===== SUPPLIED RECORDS =====

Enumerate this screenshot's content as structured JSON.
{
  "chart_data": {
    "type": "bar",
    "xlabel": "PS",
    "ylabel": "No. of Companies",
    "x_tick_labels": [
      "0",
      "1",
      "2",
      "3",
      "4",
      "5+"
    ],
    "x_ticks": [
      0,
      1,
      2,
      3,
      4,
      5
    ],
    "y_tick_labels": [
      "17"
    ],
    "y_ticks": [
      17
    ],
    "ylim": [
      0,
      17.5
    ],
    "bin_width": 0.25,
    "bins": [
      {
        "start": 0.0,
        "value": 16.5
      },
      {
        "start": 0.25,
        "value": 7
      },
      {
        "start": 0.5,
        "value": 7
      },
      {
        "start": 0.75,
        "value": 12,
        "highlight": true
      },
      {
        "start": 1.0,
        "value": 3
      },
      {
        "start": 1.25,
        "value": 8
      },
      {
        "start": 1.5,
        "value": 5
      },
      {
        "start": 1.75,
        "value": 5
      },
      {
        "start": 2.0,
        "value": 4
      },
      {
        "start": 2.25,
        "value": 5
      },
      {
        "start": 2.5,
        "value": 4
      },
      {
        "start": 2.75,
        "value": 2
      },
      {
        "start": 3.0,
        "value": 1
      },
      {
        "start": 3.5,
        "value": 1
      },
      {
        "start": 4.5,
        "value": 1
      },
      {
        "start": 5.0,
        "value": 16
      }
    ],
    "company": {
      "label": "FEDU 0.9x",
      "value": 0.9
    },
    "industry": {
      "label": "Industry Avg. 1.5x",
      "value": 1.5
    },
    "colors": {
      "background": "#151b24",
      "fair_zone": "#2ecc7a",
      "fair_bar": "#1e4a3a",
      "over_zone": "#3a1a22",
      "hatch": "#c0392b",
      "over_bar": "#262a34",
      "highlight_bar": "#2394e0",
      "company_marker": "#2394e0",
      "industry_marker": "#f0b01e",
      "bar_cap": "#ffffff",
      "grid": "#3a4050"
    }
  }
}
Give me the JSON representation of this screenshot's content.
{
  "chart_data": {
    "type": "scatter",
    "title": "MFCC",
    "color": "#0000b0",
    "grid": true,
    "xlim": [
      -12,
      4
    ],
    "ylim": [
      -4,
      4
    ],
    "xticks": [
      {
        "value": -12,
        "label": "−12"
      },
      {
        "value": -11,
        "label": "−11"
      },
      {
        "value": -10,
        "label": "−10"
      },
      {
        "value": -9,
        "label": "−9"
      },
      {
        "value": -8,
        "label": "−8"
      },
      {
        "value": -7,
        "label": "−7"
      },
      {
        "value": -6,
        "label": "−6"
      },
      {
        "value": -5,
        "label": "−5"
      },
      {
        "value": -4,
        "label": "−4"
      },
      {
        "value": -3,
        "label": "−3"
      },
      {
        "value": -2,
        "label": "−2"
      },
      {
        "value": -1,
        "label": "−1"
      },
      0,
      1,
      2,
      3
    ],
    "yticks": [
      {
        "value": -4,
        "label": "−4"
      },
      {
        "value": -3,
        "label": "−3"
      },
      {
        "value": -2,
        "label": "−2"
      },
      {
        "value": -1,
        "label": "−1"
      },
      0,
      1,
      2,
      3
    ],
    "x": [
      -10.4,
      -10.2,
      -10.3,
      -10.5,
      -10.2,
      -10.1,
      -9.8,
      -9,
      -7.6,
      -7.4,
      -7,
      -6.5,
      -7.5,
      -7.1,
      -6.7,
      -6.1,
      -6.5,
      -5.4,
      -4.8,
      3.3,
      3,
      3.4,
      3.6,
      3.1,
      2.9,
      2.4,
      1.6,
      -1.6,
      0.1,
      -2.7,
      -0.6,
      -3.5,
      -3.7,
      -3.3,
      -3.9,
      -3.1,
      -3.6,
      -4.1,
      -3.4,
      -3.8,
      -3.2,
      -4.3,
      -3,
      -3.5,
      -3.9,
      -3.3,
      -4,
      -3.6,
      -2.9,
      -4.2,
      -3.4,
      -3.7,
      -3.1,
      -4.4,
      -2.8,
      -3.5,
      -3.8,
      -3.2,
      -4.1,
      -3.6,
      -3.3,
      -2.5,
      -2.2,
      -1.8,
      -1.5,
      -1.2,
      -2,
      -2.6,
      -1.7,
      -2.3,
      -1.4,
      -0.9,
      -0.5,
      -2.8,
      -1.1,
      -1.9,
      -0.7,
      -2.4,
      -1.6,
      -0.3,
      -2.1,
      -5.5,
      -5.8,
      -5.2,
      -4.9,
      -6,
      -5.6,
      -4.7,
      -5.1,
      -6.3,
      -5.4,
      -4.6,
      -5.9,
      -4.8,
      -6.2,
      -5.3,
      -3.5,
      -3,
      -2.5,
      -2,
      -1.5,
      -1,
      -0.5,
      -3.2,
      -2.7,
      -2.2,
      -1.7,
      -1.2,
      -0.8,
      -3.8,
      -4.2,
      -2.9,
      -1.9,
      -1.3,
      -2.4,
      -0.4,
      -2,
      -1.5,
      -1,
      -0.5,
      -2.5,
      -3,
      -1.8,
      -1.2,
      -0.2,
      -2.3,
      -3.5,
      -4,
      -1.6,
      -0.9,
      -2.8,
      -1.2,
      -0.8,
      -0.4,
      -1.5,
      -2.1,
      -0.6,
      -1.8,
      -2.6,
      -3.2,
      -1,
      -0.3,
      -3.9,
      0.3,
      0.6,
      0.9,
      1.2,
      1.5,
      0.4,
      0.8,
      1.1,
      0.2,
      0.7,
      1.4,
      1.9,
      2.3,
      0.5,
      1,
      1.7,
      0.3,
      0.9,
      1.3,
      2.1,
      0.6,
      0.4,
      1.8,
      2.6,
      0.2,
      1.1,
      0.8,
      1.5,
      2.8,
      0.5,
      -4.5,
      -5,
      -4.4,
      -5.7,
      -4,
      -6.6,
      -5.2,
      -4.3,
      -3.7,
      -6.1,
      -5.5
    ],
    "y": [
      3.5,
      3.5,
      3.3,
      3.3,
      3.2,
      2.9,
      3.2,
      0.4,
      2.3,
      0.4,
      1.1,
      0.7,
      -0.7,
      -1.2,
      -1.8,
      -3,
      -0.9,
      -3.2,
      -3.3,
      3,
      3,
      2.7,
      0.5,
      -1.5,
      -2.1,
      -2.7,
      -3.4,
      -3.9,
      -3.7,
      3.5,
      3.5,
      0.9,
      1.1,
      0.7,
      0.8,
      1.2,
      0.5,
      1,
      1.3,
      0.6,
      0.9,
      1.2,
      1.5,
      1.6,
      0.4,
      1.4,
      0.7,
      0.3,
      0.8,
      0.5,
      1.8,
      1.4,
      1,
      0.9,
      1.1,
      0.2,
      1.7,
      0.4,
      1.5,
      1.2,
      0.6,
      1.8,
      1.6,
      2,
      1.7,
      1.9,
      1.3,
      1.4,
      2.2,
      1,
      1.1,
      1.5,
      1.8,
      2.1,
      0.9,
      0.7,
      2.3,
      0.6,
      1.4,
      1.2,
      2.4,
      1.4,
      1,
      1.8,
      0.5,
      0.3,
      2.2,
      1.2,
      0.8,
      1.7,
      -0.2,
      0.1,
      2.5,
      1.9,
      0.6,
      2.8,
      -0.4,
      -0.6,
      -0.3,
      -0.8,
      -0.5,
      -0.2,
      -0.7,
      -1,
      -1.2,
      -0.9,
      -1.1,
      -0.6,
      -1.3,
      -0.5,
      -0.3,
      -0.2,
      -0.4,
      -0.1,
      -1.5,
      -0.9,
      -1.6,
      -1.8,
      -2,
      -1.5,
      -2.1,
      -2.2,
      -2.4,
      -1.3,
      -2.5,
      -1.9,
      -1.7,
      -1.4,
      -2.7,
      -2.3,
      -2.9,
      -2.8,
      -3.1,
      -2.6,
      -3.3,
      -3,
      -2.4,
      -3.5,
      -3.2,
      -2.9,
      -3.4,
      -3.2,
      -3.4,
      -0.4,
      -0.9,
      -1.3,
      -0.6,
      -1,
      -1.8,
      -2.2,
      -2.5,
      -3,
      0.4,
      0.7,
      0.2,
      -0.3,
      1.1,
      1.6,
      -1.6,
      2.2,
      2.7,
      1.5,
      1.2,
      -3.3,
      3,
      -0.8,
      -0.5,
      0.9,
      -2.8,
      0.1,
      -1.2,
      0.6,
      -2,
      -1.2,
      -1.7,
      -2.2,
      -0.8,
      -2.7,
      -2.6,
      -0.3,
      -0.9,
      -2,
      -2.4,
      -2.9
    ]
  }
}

=====

Copy each line of the records containing the string "this".

*TASK SOLUTION*:
Enumerate this screenshot's content as structured JSON.
Give me the JSON representation of this screenshot's content.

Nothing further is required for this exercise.